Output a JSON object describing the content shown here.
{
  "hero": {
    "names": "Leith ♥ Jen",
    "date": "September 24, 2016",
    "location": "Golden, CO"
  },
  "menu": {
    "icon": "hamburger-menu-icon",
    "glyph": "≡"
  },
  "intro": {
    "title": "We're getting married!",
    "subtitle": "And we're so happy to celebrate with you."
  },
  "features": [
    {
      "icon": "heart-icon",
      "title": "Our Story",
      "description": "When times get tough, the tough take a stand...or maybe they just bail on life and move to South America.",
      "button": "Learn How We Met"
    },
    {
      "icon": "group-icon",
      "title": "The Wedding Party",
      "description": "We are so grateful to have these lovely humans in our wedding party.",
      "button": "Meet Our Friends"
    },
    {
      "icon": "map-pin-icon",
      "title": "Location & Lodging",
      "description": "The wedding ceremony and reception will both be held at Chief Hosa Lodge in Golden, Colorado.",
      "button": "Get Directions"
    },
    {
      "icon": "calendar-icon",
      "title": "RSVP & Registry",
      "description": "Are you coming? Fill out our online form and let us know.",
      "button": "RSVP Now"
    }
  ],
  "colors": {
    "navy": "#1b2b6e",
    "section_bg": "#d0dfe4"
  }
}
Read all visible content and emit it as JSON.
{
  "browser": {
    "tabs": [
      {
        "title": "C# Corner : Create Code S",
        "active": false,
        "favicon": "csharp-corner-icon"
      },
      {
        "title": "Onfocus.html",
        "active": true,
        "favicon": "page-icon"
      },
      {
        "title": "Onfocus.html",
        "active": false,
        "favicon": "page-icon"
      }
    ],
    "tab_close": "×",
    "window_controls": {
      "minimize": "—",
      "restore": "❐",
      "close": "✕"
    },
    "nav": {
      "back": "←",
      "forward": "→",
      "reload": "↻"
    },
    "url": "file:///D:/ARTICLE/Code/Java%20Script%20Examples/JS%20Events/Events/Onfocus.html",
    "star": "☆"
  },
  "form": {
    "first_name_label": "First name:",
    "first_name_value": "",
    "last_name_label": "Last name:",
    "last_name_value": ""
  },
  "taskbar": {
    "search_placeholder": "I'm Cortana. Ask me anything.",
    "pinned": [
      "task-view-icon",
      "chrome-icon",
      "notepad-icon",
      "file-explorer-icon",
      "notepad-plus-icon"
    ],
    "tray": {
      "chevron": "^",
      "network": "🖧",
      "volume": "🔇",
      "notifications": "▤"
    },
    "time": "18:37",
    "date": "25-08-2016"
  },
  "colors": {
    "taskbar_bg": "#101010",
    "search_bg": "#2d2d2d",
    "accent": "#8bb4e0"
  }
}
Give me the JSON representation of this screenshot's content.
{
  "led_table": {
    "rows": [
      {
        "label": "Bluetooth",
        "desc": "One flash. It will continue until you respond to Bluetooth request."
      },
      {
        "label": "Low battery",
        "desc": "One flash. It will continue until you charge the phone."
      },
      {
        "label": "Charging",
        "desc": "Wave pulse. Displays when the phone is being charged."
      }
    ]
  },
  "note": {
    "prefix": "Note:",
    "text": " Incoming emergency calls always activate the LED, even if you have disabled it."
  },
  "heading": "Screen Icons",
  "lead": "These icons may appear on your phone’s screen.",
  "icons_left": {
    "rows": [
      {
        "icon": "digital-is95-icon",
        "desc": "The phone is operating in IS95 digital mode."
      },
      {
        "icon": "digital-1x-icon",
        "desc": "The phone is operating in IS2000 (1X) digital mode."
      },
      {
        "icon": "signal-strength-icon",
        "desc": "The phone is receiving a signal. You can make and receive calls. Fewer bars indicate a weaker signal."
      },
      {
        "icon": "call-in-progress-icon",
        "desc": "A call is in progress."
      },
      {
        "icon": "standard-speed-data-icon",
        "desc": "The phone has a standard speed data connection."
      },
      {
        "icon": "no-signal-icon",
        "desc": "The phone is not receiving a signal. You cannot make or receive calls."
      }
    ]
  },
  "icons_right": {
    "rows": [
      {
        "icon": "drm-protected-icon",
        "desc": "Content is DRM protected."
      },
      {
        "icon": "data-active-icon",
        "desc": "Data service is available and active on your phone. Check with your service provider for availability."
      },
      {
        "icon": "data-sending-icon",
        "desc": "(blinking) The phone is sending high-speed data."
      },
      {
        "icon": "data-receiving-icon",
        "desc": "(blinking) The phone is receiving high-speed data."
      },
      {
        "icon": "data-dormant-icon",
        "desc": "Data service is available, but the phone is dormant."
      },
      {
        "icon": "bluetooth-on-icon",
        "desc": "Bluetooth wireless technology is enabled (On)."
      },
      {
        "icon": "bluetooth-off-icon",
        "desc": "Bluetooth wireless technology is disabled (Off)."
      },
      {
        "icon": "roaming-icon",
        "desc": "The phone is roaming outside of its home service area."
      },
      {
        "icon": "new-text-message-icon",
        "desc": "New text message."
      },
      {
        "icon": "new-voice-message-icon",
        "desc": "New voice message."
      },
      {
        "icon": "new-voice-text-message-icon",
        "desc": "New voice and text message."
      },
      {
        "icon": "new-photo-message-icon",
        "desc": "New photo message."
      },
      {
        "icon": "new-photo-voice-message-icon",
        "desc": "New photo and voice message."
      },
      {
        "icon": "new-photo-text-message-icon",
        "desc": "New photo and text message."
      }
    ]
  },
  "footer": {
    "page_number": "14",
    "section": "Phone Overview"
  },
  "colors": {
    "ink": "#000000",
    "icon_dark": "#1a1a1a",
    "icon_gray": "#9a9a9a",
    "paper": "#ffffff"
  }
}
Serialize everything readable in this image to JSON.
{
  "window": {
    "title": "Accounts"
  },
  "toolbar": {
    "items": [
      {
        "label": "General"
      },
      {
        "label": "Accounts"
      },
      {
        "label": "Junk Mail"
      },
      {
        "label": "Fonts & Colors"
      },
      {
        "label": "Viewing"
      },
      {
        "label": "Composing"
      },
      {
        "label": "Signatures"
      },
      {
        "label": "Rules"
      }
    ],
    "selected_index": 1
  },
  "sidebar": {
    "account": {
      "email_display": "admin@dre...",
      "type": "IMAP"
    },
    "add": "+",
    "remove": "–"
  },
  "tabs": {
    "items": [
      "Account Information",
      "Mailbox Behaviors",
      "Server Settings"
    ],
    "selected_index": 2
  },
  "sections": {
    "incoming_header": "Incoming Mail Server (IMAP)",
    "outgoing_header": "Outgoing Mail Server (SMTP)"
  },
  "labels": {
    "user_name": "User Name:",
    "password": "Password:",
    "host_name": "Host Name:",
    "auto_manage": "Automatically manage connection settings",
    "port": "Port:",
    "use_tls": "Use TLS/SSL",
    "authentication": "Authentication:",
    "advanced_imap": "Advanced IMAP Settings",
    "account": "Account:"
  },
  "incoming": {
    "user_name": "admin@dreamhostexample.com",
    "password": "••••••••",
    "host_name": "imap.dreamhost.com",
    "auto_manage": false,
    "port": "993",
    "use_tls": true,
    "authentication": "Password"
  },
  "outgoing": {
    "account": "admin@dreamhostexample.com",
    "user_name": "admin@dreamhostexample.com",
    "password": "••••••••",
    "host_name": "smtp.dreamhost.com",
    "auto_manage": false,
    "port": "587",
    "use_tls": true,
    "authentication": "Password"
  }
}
· · ·
Short exercise
In this exercise, repeat all entries exactly.

Output of the task
Output a JSON object describing the content shown here.
{
  "hero": {
    "names": "Leith ♥ Jen",
    "date": "September 24, 2016",
    "location": "Golden, CO"
  },
  "menu": {
    "icon": "hamburger-menu-icon",
    "glyph": "≡"
  },
  "intro": {
    "title": "We're getting married!",
    "subtitle": "And we're so happy to celebrate with you."
  },
  "features": [
    {
      "icon": "heart-icon",
      "title": "Our Story",
      "description": "When times get tough, the tough take a stand...or maybe they just bail on life and move to South America.",
      "button": "Learn How We Met"
    },
    {
      "icon": "group-icon",
      "title": "The Wedding Party",
      "description": "We are so grateful to have these lovely humans in our wedding party.",
      "button": "Meet Our Friends"
    },
    {
      "icon": "map-pin-icon",
      "title": "Location & Lodging",
      "description": "The wedding ceremony and reception will both be held at Chief Hosa Lodge in Golden, Colorado.",
      "button": "Get Directions"
    },
    {
      "icon": "calendar-icon",
      "title": "RSVP & Registry",
      "description": "Are you coming? Fill out our online form and let us know.",
      "button": "RSVP Now"
    }
  ],
  "colors": {
    "navy": "#1b2b6e",
    "section_bg": "#d0dfe4"
  }
}
Read all visible content and emit it as JSON.
{
  "browser": {
    "tabs": [
      {
        "title": "C# Corner : Create Code S",
        "active": false,
        "favicon": "csharp-corner-icon"
      },
      {
        "title": "Onfocus.html",
        "active": true,
        "favicon": "page-icon"
      },
      {
        "title": "Onfocus.html",
        "active": false,
        "favicon": "page-icon"
      }
    ],
    "tab_close": "×",
    "window_controls": {
      "minimize": "—",
      "restore": "❐",
      "close": "✕"
    },
    "nav": {
      "back": "←",
      "forward": "→",
      "reload": "↻"
    },
    "url": "file:///D:/ARTICLE/Code/Java%20Script%20Examples/JS%20Events/Events/Onfocus.html",
    "star": "☆"
  },
  "form": {
    "first_name_label": "First name:",
    "first_name_value": "",
    "last_name_label": "Last name:",
    "last_name_value": ""
  },
  "taskbar": {
    "search_placeholder": "I'm Cortana. Ask me anything.",
    "pinned": [
      "task-view-icon",
      "chrome-icon",
      "notepad-icon",
      "file-explorer-icon",
      "notepad-plus-icon"
    ],
    "tray": {
      "chevron": "^",
      "network": "🖧",
      "volume": "🔇",
      "notifications": "▤"
    },
    "time": "18:37",
    "date": "25-08-2016"
  },
  "colors": {
    "taskbar_bg": "#101010",
    "search_bg": "#2d2d2d",
    "accent": "#8bb4e0"
  }
}
Give me the JSON representation of this screenshot's content.
{
  "led_table": {
    "rows": [
      {
        "label": "Bluetooth",
        "desc": "One flash. It will continue until you respond to Bluetooth request."
      },
      {
        "label": "Low battery",
        "desc": "One flash. It will continue until you charge the phone."
      },
      {
        "label": "Charging",
        "desc": "Wave pulse. Displays when the phone is being charged."
      }
    ]
  },
  "note": {
    "prefix": "Note:",
    "text": " Incoming emergency calls always activate the LED, even if you have disabled it."
  },
  "heading": "Screen Icons",
  "lead": "These icons may appear on your phone’s screen.",
  "icons_left": {
    "rows": [
      {
        "icon": "digital-is95-icon",
        "desc": "The phone is operating in IS95 digital mode."
      },
      {
        "icon": "digital-1x-icon",
        "desc": "The phone is operating in IS2000 (1X) digital mode."
      },
      {
        "icon": "signal-strength-icon",
        "desc": "The phone is receiving a signal. You can make and receive calls. Fewer bars indicate a weaker signal."
      },
      {
        "icon": "call-in-progress-icon",
        "desc": "A call is in progress."
      },
      {
        "icon": "standard-speed-data-icon",
        "desc": "The phone has a standard speed data connection."
      },
      {
        "icon": "no-signal-icon",
        "desc": "The phone is not receiving a signal. You cannot make or receive calls."
      }
    ]
  },
  "icons_right": {
    "rows": [
      {
        "icon": "drm-protected-icon",
        "desc": "Content is DRM protected."
      },
      {
        "icon": "data-active-icon",
        "desc": "Data service is available and active on your phone. Check with your service provider for availability."
      },
      {
        "icon": "data-sending-icon",
        "desc": "(blinking) The phone is sending high-speed data."
      },
      {
        "icon": "data-receiving-icon",
        "desc": "(blinking) The phone is receiving high-speed data."
      },
      {
        "icon": "data-dormant-icon",
        "desc": "Data service is available, but the phone is dormant."
      },
      {
        "icon": "bluetooth-on-icon",
        "desc": "Bluetooth wireless technology is enabled (On)."
      },
      {
        "icon": "bluetooth-off-icon",
        "desc": "Bluetooth wireless technology is disabled (Off)."
      },
      {
        "icon": "roaming-icon",
        "desc": "The phone is roaming outside of its home service area."
      },
      {
        "icon": "new-text-message-icon",
        "desc": "New text message."
      },
      {
        "icon": "new-voice-message-icon",
        "desc": "New voice message."
      },
      {
        "icon": "new-voice-text-message-icon",
        "desc": "New voice and text message."
      },
      {
        "icon": "new-photo-message-icon",
        "desc": "New photo message."
      },
      {
        "icon": "new-photo-voice-message-icon",
        "desc": "New photo and voice message."
      },
      {
        "icon": "new-photo-text-message-icon",
        "desc": "New photo and text message."
      }
    ]
  },
  "footer": {
    "page_number": "14",
    "section": "Phone Overview"
  },
  "colors": {
    "ink": "#000000",
    "icon_dark": "#1a1a1a",
    "icon_gray": "#9a9a9a",
    "paper": "#ffffff"
  }
}
Serialize everything readable in this image to JSON.
{
  "window": {
    "title": "Accounts"
  },
  "toolbar": {
    "items": [
      {
        "label": "General"
      },
      {
        "label": "Accounts"
      },
      {
        "label": "Junk Mail"
      },
      {
        "label": "Fonts & Colors"
      },
      {
        "label": "Viewing"
      },
      {
        "label": "Composing"
      },
      {
        "label": "Signatures"
      },
      {
        "label": "Rules"
      }
    ],
    "selected_index": 1
  },
  "sidebar": {
    "account": {
      "email_display": "admin@dre...",
      "type": "IMAP"
    },
    "add": "+",
    "remove": "–"
  },
  "tabs": {
    "items": [
      "Account Information",
      "Mailbox Behaviors",
      "Server Settings"
    ],
    "selected_index": 2
  },
  "sections": {
    "incoming_header": "Incoming Mail Server (IMAP)",
    "outgoing_header": "Outgoing Mail Server (SMTP)"
  },
  "labels": {
    "user_name": "User Name:",
    "password": "Password:",
    "host_name": "Host Name:",
    "auto_manage": "Automatically manage connection settings",
    "port": "Port:",
    "use_tls": "Use TLS/SSL",
    "authentication": "Authentication:",
    "advanced_imap": "Advanced IMAP Settings",
    "account": "Account:"
  },
  "incoming": {
    "user_name": "admin@dreamhostexample.com",
    "password": "••••••••",
    "host_name": "imap.dreamhost.com",
    "auto_manage": false,
    "port": "993",
    "use_tls": true,
    "authentication": "Password"
  },
  "outgoing": {
    "account": "admin@dreamhostexample.com",
    "user_name": "admin@dreamhostexample.com",
    "password": "••••••••",
    "host_name": "smtp.dreamhost.com",
    "auto_manage": false,
    "port": "587",
    "use_tls": true,
    "authentication": "Password"
  }
}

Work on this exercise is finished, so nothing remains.